• _EXERCISE BRIEF_: For every line in the data below that contains "values", copy the line.

begin DATA FOR THIS TASK

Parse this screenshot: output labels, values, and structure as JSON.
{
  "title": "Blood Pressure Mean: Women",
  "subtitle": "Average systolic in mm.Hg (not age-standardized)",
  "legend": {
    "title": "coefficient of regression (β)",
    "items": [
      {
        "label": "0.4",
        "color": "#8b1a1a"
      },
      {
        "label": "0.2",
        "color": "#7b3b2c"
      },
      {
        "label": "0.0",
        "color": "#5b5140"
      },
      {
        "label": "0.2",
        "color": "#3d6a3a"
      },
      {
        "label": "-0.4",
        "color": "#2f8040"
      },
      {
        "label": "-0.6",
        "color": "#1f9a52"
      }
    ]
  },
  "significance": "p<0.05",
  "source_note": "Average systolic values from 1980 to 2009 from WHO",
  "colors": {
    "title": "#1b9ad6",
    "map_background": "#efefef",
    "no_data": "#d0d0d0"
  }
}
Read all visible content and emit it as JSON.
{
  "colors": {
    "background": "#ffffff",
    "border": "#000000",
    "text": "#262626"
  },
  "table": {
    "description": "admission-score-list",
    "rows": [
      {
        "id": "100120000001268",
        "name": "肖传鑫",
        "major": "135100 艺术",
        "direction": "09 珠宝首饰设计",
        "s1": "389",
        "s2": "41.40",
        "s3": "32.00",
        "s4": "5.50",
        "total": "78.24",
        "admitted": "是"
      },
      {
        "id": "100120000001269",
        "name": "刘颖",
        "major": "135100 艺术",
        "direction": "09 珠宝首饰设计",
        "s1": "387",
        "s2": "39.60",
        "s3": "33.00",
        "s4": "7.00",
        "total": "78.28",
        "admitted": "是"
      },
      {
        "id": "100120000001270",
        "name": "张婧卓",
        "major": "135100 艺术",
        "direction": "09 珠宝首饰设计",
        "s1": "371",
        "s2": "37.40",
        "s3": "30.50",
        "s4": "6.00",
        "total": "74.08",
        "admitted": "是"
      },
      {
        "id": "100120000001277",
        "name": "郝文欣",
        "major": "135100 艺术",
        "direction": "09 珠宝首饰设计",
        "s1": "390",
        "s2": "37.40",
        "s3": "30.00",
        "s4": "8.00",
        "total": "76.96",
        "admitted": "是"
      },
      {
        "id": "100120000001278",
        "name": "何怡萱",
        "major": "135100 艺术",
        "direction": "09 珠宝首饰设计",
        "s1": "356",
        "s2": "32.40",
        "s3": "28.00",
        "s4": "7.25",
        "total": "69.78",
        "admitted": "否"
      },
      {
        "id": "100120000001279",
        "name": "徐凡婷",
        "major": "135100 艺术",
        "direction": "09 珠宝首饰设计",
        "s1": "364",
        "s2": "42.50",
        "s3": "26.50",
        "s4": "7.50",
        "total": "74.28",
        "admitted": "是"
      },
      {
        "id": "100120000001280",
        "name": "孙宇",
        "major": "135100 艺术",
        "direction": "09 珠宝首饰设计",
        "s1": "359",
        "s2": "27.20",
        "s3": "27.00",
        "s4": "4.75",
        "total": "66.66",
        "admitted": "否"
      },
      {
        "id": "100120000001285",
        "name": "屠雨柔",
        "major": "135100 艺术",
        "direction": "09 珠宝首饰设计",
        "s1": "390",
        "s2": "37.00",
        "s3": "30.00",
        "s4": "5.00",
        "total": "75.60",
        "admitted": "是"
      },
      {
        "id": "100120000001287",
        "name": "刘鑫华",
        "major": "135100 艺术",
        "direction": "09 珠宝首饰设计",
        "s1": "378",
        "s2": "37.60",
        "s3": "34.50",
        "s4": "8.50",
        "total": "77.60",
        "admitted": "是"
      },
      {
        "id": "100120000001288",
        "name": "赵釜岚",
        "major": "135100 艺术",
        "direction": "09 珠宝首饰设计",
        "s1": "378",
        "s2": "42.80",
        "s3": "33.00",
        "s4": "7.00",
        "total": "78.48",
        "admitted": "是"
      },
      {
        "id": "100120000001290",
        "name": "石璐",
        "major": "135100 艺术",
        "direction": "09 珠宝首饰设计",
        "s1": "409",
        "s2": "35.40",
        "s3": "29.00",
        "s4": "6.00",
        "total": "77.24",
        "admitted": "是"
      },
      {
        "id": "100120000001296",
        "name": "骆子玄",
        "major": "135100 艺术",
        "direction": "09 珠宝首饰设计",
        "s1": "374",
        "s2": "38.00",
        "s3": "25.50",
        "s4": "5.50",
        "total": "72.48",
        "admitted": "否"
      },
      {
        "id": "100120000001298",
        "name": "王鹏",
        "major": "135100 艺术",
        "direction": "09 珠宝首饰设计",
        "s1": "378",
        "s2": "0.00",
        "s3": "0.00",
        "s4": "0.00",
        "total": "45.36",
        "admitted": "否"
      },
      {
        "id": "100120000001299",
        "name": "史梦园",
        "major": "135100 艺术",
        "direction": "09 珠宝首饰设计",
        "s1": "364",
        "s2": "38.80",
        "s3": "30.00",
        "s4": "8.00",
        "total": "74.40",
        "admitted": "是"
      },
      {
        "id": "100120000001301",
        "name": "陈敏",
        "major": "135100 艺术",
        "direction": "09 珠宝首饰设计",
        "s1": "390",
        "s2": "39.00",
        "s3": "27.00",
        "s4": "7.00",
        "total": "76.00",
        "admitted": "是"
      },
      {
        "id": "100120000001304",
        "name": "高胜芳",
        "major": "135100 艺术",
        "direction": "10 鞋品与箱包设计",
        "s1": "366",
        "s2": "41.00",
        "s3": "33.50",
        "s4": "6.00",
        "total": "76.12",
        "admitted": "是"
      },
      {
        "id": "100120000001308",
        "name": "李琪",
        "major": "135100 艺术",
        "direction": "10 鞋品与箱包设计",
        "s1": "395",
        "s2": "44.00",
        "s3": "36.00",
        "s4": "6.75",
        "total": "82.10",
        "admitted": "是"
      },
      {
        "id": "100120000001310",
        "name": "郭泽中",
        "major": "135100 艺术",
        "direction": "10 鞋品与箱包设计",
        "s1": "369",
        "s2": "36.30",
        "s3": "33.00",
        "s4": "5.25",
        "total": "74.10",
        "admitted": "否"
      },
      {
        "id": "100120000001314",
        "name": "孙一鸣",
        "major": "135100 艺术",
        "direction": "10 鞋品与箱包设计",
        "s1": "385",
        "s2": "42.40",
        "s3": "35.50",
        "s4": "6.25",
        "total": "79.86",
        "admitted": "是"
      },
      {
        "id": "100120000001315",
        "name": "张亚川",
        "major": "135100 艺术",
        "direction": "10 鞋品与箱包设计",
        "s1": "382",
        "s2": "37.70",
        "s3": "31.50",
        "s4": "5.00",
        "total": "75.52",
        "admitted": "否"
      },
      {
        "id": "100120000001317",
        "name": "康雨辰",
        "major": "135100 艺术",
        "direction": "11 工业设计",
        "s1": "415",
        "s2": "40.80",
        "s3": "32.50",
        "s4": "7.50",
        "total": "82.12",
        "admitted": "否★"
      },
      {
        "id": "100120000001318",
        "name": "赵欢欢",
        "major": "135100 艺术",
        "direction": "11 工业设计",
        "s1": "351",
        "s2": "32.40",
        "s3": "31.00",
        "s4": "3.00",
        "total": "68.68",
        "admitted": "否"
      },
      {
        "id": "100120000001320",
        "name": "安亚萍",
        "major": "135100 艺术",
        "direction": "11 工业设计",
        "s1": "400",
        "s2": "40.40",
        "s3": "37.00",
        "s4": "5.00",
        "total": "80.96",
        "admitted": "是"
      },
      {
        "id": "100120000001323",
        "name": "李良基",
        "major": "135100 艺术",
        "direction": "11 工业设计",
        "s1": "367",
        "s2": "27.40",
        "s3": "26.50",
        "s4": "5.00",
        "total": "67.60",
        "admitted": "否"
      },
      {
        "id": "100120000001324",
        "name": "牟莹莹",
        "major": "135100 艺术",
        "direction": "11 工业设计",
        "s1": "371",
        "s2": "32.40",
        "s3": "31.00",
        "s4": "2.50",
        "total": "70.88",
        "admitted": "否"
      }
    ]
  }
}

end DATA FOR THIS TASK

• _SOLUTION FOR THIS EXERCISE_:
Parse this screenshot: output labels, values, and structure as JSON.
  "source_note": "Average systolic values from 1980 to 2009 from WHO",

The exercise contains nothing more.